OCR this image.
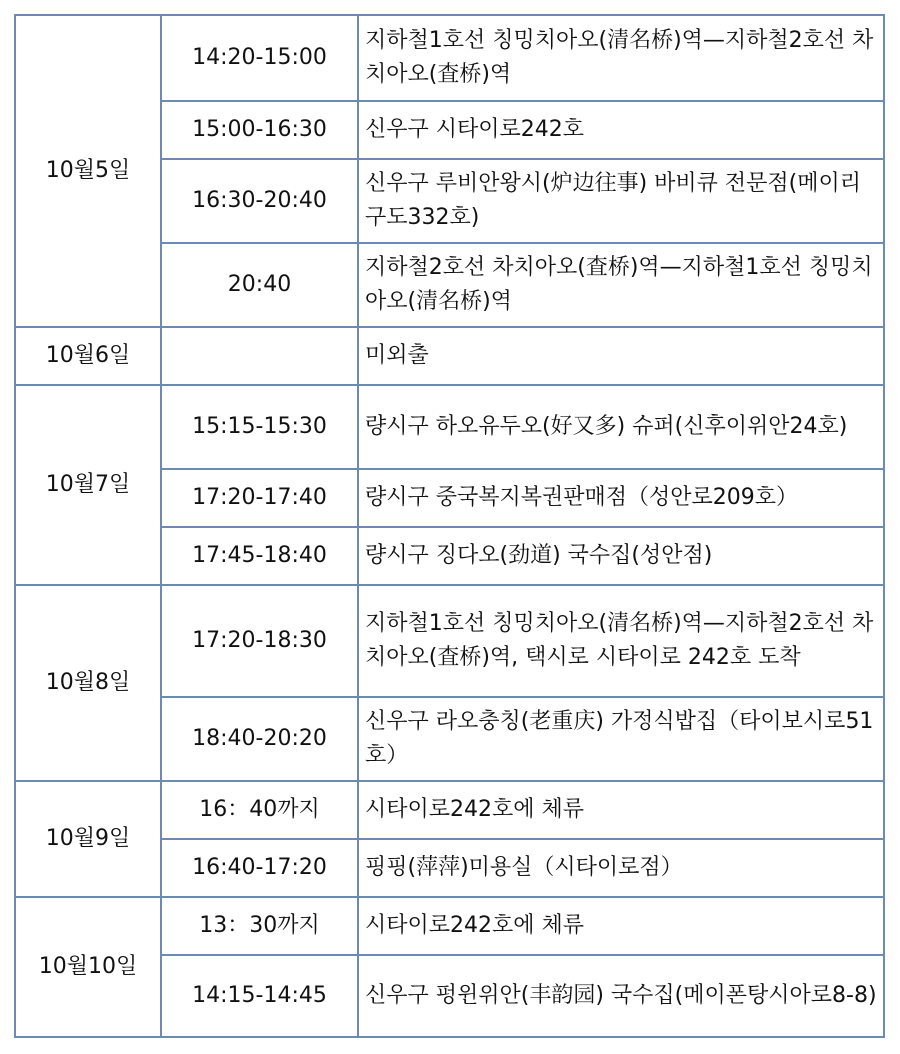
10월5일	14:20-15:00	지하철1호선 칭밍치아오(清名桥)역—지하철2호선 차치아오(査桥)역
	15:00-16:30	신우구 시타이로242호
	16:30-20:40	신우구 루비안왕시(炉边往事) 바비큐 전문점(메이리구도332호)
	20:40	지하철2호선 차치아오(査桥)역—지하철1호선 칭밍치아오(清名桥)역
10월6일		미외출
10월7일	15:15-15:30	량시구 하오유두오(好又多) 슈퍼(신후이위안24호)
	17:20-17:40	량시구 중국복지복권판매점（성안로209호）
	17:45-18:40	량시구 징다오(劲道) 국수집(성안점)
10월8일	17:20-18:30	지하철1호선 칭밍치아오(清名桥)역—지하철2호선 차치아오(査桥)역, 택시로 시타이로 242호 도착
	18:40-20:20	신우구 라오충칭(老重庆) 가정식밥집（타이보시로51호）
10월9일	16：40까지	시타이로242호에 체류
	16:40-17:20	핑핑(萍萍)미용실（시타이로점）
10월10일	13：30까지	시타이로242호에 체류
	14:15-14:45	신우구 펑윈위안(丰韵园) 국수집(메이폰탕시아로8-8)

--

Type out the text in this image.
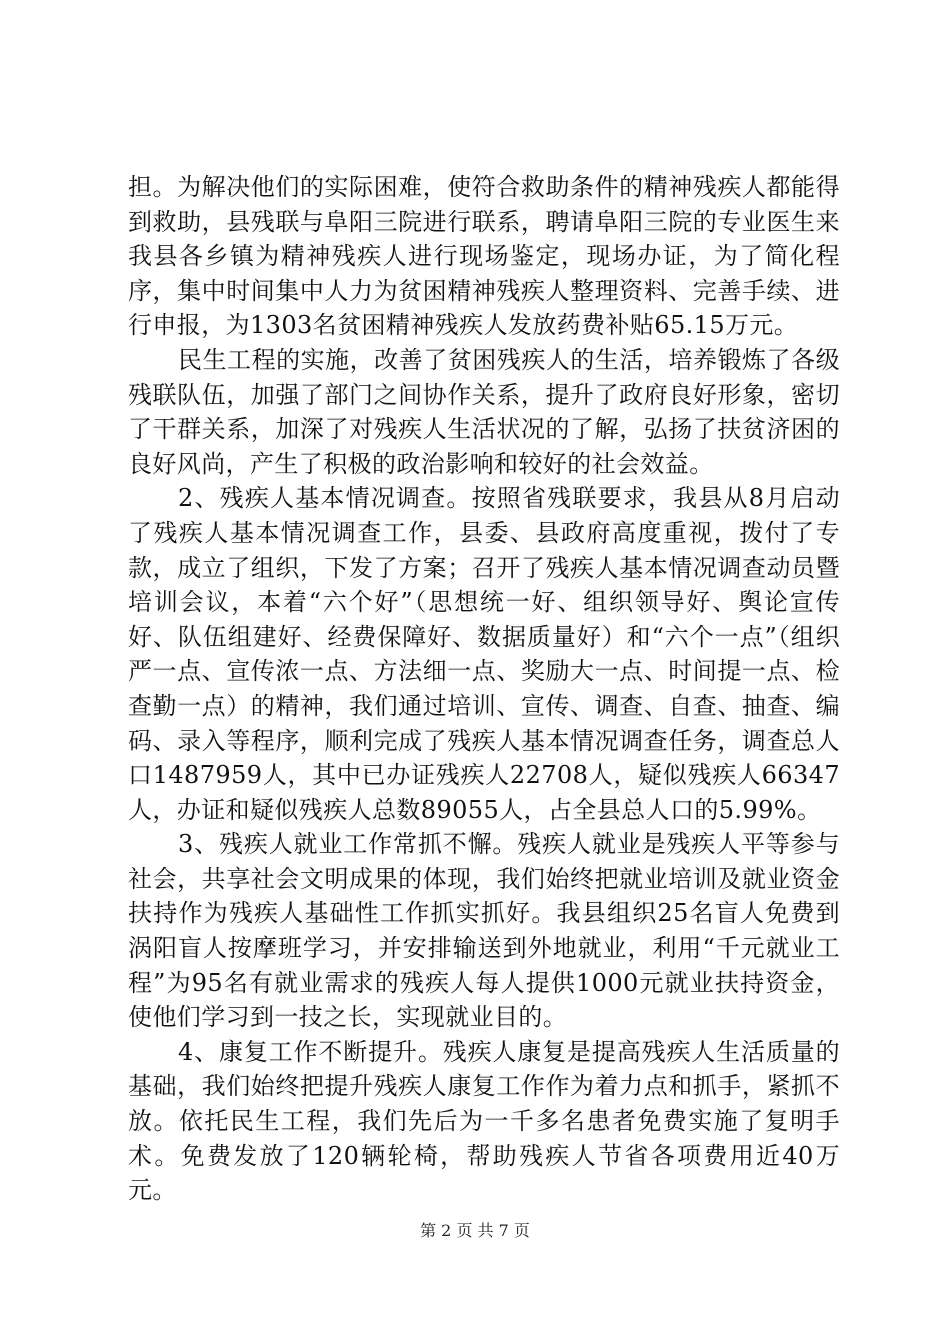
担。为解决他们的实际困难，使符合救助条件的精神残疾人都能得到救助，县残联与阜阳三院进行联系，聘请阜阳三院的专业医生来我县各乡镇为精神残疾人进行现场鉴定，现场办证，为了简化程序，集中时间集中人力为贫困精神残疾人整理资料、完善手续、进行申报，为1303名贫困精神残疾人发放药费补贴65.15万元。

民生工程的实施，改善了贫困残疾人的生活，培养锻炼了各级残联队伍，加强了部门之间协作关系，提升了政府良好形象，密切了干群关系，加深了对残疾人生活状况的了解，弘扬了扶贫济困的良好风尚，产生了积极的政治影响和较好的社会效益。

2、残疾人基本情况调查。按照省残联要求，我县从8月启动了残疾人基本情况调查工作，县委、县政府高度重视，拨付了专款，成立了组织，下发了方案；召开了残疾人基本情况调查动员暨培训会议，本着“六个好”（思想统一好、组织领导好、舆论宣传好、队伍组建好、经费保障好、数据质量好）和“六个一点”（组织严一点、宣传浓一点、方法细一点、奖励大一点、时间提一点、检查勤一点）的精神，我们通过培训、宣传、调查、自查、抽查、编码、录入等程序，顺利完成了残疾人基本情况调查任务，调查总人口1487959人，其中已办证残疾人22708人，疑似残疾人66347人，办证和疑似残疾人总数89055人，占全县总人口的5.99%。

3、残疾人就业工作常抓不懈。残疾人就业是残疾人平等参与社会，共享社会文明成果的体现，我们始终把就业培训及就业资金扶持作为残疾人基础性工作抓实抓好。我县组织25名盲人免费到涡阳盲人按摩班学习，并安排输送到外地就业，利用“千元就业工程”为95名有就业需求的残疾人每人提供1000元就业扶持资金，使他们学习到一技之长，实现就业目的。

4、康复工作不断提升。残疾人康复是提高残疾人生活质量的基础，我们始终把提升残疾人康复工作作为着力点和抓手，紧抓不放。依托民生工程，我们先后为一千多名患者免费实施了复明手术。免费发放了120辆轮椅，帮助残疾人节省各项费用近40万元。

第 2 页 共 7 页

--

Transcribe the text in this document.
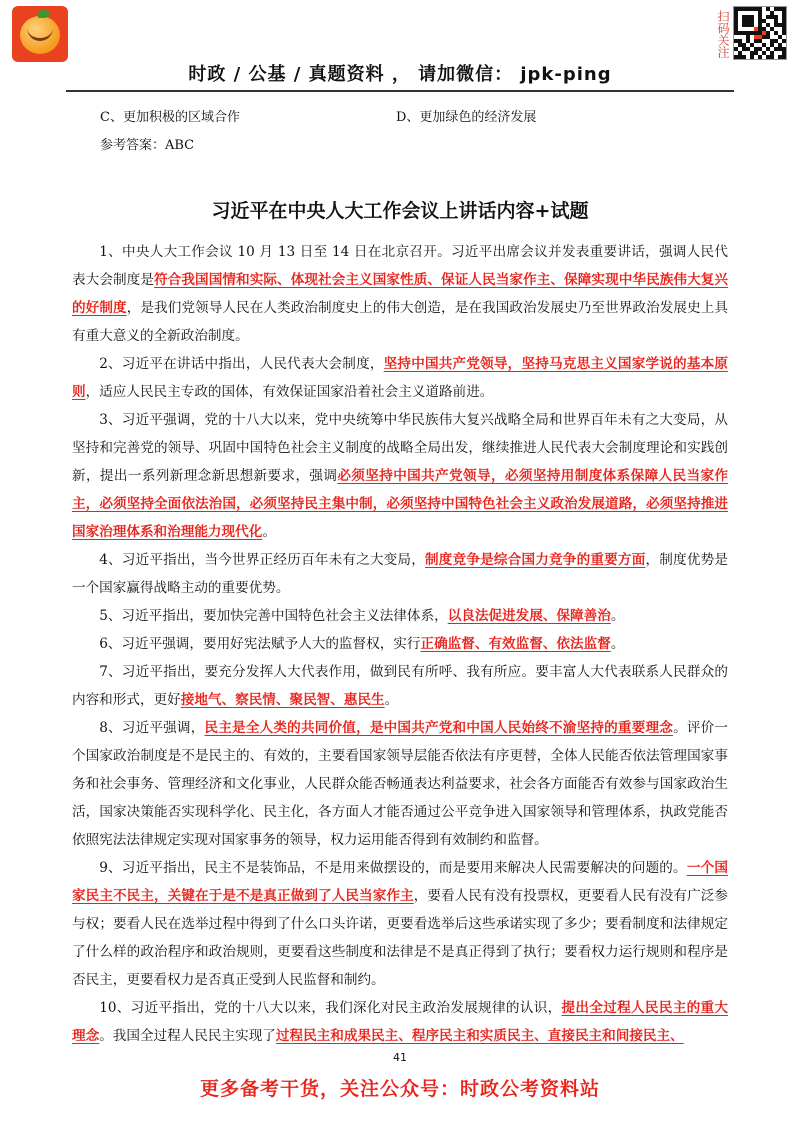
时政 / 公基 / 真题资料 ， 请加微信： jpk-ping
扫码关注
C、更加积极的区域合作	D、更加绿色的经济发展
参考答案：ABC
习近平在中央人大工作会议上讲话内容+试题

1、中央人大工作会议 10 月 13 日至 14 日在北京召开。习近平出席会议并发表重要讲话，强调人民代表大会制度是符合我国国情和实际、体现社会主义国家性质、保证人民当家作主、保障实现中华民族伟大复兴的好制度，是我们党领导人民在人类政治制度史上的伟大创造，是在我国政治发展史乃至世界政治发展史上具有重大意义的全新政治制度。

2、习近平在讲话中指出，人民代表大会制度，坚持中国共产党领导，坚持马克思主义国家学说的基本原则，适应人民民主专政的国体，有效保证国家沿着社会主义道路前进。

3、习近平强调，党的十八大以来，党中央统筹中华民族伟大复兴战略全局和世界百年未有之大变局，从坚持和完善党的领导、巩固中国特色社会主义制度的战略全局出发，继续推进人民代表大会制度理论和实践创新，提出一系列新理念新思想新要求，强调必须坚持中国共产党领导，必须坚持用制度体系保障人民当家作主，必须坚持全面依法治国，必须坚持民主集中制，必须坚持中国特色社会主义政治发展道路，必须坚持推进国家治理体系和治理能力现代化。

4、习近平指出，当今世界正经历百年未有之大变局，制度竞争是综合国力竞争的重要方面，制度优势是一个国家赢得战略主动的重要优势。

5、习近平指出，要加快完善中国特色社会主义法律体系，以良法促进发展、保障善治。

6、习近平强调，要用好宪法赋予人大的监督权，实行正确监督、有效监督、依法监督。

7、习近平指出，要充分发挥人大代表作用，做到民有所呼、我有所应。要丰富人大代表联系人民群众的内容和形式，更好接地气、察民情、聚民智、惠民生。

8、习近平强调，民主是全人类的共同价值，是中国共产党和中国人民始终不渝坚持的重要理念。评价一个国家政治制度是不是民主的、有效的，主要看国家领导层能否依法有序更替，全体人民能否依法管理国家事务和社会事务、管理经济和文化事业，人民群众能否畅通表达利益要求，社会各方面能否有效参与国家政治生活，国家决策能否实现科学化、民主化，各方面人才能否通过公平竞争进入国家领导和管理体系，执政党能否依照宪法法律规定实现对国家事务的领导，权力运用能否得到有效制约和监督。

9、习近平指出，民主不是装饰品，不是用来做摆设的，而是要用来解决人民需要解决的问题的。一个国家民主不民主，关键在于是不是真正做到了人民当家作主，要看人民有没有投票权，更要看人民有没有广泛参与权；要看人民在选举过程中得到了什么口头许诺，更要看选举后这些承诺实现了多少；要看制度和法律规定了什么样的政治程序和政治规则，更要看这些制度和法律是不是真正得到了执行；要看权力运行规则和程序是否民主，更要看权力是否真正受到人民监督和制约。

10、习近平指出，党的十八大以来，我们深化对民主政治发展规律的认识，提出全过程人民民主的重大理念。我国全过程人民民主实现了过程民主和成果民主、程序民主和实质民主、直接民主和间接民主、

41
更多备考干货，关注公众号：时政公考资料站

--

• _Aim_: Work out how many lines of the data above hold the word "习近平强调", and write only the count.

• _Task answer_: 3